» **Description of the task**: Set down each entry from the block beneath, exactly as written.

» **Information supplied**:
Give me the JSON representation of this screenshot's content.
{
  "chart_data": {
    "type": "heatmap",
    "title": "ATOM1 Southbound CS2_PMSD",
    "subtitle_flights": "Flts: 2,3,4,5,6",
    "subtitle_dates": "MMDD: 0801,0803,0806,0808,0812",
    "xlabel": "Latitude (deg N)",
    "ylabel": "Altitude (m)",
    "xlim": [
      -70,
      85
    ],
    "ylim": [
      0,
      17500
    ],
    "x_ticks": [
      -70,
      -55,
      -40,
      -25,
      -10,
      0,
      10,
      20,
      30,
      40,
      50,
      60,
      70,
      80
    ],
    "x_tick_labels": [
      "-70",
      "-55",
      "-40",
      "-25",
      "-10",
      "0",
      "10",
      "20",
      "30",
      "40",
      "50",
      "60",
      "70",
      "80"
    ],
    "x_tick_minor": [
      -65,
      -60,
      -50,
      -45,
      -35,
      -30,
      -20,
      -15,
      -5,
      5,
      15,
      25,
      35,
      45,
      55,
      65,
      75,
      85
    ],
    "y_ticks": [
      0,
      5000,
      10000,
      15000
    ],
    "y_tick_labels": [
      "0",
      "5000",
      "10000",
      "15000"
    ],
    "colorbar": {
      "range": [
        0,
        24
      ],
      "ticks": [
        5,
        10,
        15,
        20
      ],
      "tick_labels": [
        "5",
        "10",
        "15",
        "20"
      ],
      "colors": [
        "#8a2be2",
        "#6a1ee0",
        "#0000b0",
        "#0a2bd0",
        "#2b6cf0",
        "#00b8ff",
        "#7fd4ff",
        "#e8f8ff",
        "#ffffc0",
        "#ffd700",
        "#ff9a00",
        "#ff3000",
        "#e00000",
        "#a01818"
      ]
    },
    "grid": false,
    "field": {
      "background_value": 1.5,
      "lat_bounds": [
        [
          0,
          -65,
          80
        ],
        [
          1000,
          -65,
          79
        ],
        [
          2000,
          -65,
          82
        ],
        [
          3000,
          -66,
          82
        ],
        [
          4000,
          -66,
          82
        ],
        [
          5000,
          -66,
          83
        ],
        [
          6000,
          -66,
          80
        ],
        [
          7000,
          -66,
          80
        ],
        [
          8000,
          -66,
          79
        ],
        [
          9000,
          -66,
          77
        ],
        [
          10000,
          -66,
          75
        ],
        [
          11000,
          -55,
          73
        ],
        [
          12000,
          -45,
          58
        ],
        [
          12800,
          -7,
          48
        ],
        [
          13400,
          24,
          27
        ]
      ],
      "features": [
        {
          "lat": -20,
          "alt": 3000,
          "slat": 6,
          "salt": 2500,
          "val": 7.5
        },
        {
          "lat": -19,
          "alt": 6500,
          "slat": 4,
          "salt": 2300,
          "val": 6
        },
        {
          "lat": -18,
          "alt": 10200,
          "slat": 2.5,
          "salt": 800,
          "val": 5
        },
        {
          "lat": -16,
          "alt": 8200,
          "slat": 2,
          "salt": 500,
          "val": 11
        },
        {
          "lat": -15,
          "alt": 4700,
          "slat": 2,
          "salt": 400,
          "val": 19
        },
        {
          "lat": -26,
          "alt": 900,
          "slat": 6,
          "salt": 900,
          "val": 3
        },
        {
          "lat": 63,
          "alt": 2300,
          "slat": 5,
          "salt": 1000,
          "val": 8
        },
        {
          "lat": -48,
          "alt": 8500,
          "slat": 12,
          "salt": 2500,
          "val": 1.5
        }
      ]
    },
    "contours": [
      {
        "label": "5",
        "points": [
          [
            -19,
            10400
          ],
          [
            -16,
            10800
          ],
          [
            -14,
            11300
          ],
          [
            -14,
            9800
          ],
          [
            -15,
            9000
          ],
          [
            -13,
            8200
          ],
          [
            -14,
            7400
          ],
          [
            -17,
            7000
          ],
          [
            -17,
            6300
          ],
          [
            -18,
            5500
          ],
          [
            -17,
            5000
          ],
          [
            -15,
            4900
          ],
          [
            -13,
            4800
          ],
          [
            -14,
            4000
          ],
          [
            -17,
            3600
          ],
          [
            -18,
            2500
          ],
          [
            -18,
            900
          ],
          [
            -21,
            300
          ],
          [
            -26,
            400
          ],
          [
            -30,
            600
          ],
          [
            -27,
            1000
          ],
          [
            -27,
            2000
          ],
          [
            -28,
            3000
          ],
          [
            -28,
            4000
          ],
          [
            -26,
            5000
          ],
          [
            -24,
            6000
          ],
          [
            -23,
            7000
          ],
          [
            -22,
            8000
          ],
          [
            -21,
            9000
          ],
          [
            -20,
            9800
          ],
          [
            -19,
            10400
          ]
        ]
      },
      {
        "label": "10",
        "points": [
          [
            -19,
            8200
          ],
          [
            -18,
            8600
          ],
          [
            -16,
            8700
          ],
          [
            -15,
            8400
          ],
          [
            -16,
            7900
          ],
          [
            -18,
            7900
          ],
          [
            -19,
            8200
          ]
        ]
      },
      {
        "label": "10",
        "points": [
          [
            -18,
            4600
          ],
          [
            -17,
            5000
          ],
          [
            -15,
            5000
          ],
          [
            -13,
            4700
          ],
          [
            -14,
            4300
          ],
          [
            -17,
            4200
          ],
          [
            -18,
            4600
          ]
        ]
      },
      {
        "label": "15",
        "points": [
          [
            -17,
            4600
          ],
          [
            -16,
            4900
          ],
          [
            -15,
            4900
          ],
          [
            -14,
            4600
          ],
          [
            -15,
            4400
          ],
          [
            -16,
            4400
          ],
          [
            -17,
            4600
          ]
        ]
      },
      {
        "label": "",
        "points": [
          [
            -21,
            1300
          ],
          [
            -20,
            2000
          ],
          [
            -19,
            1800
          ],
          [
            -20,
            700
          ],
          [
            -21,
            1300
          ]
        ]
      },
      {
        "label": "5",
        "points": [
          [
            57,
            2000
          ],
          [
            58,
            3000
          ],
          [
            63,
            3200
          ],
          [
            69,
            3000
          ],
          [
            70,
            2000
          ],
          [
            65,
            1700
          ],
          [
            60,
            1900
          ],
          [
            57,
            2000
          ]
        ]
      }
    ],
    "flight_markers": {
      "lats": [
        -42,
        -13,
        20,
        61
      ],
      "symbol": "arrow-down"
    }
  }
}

» **Answer to this exercise**:
Give me the JSON representation of this screenshot's content.
{
  "chart_data": {
    "type": "heatmap",
    "title": "ATOM1 Southbound CS2_PMSD",
    "subtitle_flights": "Flts: 2,3,4,5,6",
    "subtitle_dates": "MMDD: 0801,0803,0806,0808,0812",
    "xlabel": "Latitude (deg N)",
    "ylabel": "Altitude (m)",
    "xlim": [
      -70,
      85
    ],
    "ylim": [
      0,
      17500
    ],
    "x_ticks": [
      -70,
      -55,
      -40,
      -25,
      -10,
      0,
      10,
      20,
      30,
      40,
      50,
      60,
      70,
      80
    ],
    "x_tick_labels": [
      "-70",
      "-55",
      "-40",
      "-25",
      "-10",
      "0",
      "10",
      "20",
      "30",
      "40",
      "50",
      "60",
      "70",
      "80"
    ],
    "x_tick_minor": [
      -65,
      -60,
      -50,
      -45,
      -35,
      -30,
      -20,
      -15,
      -5,
      5,
      15,
      25,
      35,
      45,
      55,
      65,
      75,
      85
    ],
    "y_ticks": [
      0,
      5000,
      10000,
      15000
    ],
    "y_tick_labels": [
      "0",
      "5000",
      "10000",
      "15000"
    ],
    "colorbar": {
      "range": [
        0,
        24
      ],
      "ticks": [
        5,
        10,
        15,
        20
      ],
      "tick_labels": [
        "5",
        "10",
        "15",
        "20"
      ],
      "colors": [
        "#8a2be2",
        "#6a1ee0",
        "#0000b0",
        "#0a2bd0",
        "#2b6cf0",
        "#00b8ff",
        "#7fd4ff",
        "#e8f8ff",
        "#ffffc0",
        "#ffd700",
        "#ff9a00",
        "#ff3000",
        "#e00000",
        "#a01818"
      ]
    },
    "grid": false,
    "field": {
      "background_value": 1.5,
      "lat_bounds": [
        [
          0,
          -65,
          80
        ],
        [
          1000,
          -65,
          79
        ],
        [
          2000,
          -65,
          82
        ],
        [
          3000,
          -66,
          82
        ],
        [
          4000,
          -66,
          82
        ],
        [
          5000,
          -66,
          83
        ],
        [
          6000,
          -66,
          80
        ],
        [
          7000,
          -66,
          80
        ],
        [
          8000,
          -66,
          79
        ],
        [
          9000,
          -66,
          77
        ],
        [
          10000,
          -66,
          75
        ],
        [
          11000,
          -55,
          73
        ],
        [
          12000,
          -45,
          58
        ],
        [
          12800,
          -7,
          48
        ],
        [
          13400,
          24,
          27
        ]
      ],
      "features": [
        {
          "lat": -20,
          "alt": 3000,
          "slat": 6,
          "salt": 2500,
          "val": 7.5
        },
        {
          "lat": -19,
          "alt": 6500,
          "slat": 4,
          "salt": 2300,
          "val": 6
        },
        {
          "lat": -18,
          "alt": 10200,
          "slat": 2.5,
          "salt": 800,
          "val": 5
        },
        {
          "lat": -16,
          "alt": 8200,
          "slat": 2,
          "salt": 500,
          "val": 11
        },
        {
          "lat": -15,
          "alt": 4700,
          "slat": 2,
          "salt": 400,
          "val": 19
        },
        {
          "lat": -26,
          "alt": 900,
          "slat": 6,
          "salt": 900,
          "val": 3
        },
        {
          "lat": 63,
          "alt": 2300,
          "slat": 5,
          "salt": 1000,
          "val": 8
        },
        {
          "lat": -48,
          "alt": 8500,
          "slat": 12,
          "salt": 2500,
          "val": 1.5
        }
      ]
    },
    "contours": [
      {
        "label": "5",
        "points": [
          [
            -19,
            10400
          ],
          [
            -16,
            10800
          ],
          [
            -14,
            11300
          ],
          [
            -14,
            9800
          ],
          [
            -15,
            9000
          ],
          [
            -13,
            8200
          ],
          [
            -14,
            7400
          ],
          [
            -17,
            7000
          ],
          [
            -17,
            6300
          ],
          [
            -18,
            5500
          ],
          [
            -17,
            5000
          ],
          [
            -15,
            4900
          ],
          [
            -13,
            4800
          ],
          [
            -14,
            4000
          ],
          [
            -17,
            3600
          ],
          [
            -18,
            2500
          ],
          [
            -18,
            900
          ],
          [
            -21,
            300
          ],
          [
            -26,
            400
          ],
          [
            -30,
            600
          ],
          [
            -27,
            1000
          ],
          [
            -27,
            2000
          ],
          [
            -28,
            3000
          ],
          [
            -28,
            4000
          ],
          [
            -26,
            5000
          ],
          [
            -24,
            6000
          ],
          [
            -23,
            7000
          ],
          [
            -22,
            8000
          ],
          [
            -21,
            9000
          ],
          [
            -20,
            9800
          ],
          [
            -19,
            10400
          ]
        ]
      },
      {
        "label": "10",
        "points": [
          [
            -19,
            8200
          ],
          [
            -18,
            8600
          ],
          [
            -16,
            8700
          ],
          [
            -15,
            8400
          ],
          [
            -16,
            7900
          ],
          [
            -18,
            7900
          ],
          [
            -19,
            8200
          ]
        ]
      },
      {
        "label": "10",
        "points": [
          [
            -18,
            4600
          ],
          [
            -17,
            5000
          ],
          [
            -15,
            5000
          ],
          [
            -13,
            4700
          ],
          [
            -14,
            4300
          ],
          [
            -17,
            4200
          ],
          [
            -18,
            4600
          ]
        ]
      },
      {
        "label": "15",
        "points": [
          [
            -17,
            4600
          ],
          [
            -16,
            4900
          ],
          [
            -15,
            4900
          ],
          [
            -14,
            4600
          ],
          [
            -15,
            4400
          ],
          [
            -16,
            4400
          ],
          [
            -17,
            4600
          ]
        ]
      },
      {
        "label": "",
        "points": [
          [
            -21,
            1300
          ],
          [
            -20,
            2000
          ],
          [
            -19,
            1800
          ],
          [
            -20,
            700
          ],
          [
            -21,
            1300
          ]
        ]
      },
      {
        "label": "5",
        "points": [
          [
            57,
            2000
          ],
          [
            58,
            3000
          ],
          [
            63,
            3200
          ],
          [
            69,
            3000
          ],
          [
            70,
            2000
          ],
          [
            65,
            1700
          ],
          [
            60,
            1900
          ],
          [
            57,
            2000
          ]
        ]
      }
    ],
    "flight_markers": {
      "lats": [
        -42,
        -13,
        20,
        61
      ],
      "symbol": "arrow-down"
    }
  }
}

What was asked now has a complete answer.